Written exercise>
Using the entries that follow, collect the lines where the word "install" appears.

━━━ Exercise input ━━━

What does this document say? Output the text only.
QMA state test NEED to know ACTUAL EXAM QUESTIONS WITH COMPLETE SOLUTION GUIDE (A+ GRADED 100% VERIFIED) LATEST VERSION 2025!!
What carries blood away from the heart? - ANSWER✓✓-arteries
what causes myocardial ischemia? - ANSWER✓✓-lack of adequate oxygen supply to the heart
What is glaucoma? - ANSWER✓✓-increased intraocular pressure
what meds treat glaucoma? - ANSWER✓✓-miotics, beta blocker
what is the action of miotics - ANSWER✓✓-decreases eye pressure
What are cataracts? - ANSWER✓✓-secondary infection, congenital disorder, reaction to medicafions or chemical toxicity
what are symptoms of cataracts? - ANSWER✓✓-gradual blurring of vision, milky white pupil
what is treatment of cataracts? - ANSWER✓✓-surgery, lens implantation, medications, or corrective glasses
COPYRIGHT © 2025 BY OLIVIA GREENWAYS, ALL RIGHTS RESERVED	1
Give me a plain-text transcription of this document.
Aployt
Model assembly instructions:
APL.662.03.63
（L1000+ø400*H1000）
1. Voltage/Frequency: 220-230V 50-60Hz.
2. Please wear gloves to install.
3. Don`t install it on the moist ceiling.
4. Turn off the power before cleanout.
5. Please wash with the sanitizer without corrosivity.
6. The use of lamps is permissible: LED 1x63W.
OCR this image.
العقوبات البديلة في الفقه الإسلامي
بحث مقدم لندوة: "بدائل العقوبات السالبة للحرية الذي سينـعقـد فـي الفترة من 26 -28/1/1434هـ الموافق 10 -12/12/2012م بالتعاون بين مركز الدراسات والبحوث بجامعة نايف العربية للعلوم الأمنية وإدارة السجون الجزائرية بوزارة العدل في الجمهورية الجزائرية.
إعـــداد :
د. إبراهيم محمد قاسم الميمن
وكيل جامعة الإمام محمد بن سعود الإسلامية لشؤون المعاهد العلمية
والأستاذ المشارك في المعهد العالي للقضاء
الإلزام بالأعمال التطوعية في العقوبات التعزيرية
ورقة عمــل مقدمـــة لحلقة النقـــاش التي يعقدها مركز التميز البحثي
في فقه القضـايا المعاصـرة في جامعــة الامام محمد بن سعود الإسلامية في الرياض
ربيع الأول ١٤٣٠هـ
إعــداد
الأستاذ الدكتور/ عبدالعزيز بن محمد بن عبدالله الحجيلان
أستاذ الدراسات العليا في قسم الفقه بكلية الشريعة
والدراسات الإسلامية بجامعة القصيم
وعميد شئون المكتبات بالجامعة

━━━

Final result>
2. Please wear gloves to install.
3. Don`t install it on the moist ceiling.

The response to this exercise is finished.